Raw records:
- - - -

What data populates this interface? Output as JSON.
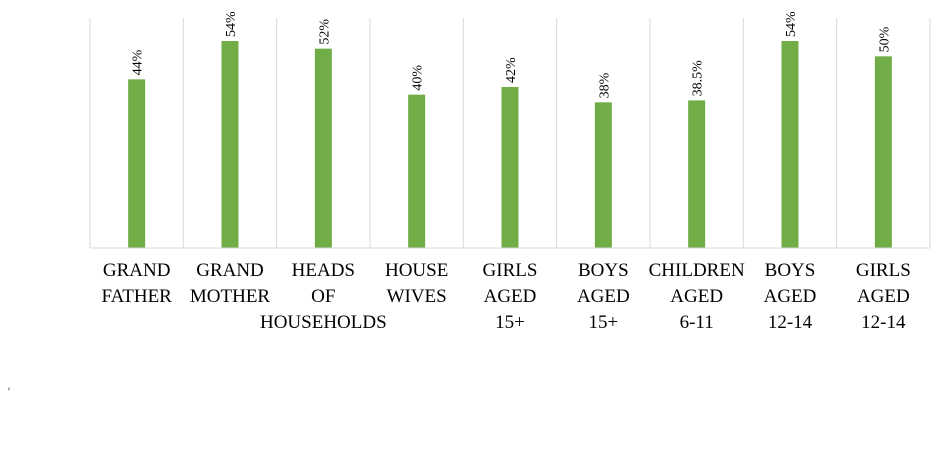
{
  "chart_data": {
    "type": "bar",
    "categories": [
      [
        "GRAND",
        "FATHER"
      ],
      [
        "GRAND",
        "MOTHER"
      ],
      [
        "HEADS",
        "OF",
        "HOUSEHOLDS"
      ],
      [
        "HOUSE",
        "WIVES"
      ],
      [
        "GIRLS",
        "AGED",
        "15+"
      ],
      [
        "BOYS",
        "AGED",
        "15+"
      ],
      [
        "CHILDREN",
        "AGED",
        "6-11"
      ],
      [
        "BOYS",
        "AGED",
        "12-14"
      ],
      [
        "GIRLS",
        "AGED",
        "12-14"
      ]
    ],
    "values": [
      44,
      54,
      52,
      40,
      42,
      38,
      38.5,
      54,
      50
    ],
    "data_labels": [
      "44%",
      "54%",
      "52%",
      "40%",
      "42%",
      "38%",
      "38.5%",
      "54%",
      "50%"
    ],
    "title": "",
    "xlabel": "",
    "ylabel": "",
    "ylim": [
      0,
      60
    ],
    "bar_color": "#70ad47",
    "grid": "vertical separators between categories",
    "legend": "none"
  },
  "stray_mark": "‘"
}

- - - -

What is required –
Repeat the records word for word. Any picture in them should be left out.

Complete answer –
What data populates this interface? Output as JSON.
{
  "chart_data": {
    "type": "bar",
    "categories": [
      [
        "GRAND",
        "FATHER"
      ],
      [
        "GRAND",
        "MOTHER"
      ],
      [
        "HEADS",
        "OF",
        "HOUSEHOLDS"
      ],
      [
        "HOUSE",
        "WIVES"
      ],
      [
        "GIRLS",
        "AGED",
        "15+"
      ],
      [
        "BOYS",
        "AGED",
        "15+"
      ],
      [
        "CHILDREN",
        "AGED",
        "6-11"
      ],
      [
        "BOYS",
        "AGED",
        "12-14"
      ],
      [
        "GIRLS",
        "AGED",
        "12-14"
      ]
    ],
    "values": [
      44,
      54,
      52,
      40,
      42,
      38,
      38.5,
      54,
      50
    ],
    "data_labels": [
      "44%",
      "54%",
      "52%",
      "40%",
      "42%",
      "38%",
      "38.5%",
      "54%",
      "50%"
    ],
    "title": "",
    "xlabel": "",
    "ylabel": "",
    "ylim": [
      0,
      60
    ],
    "bar_color": "#70ad47",
    "grid": "vertical separators between categories",
    "legend": "none"
  },
  "stray_mark": "‘"
}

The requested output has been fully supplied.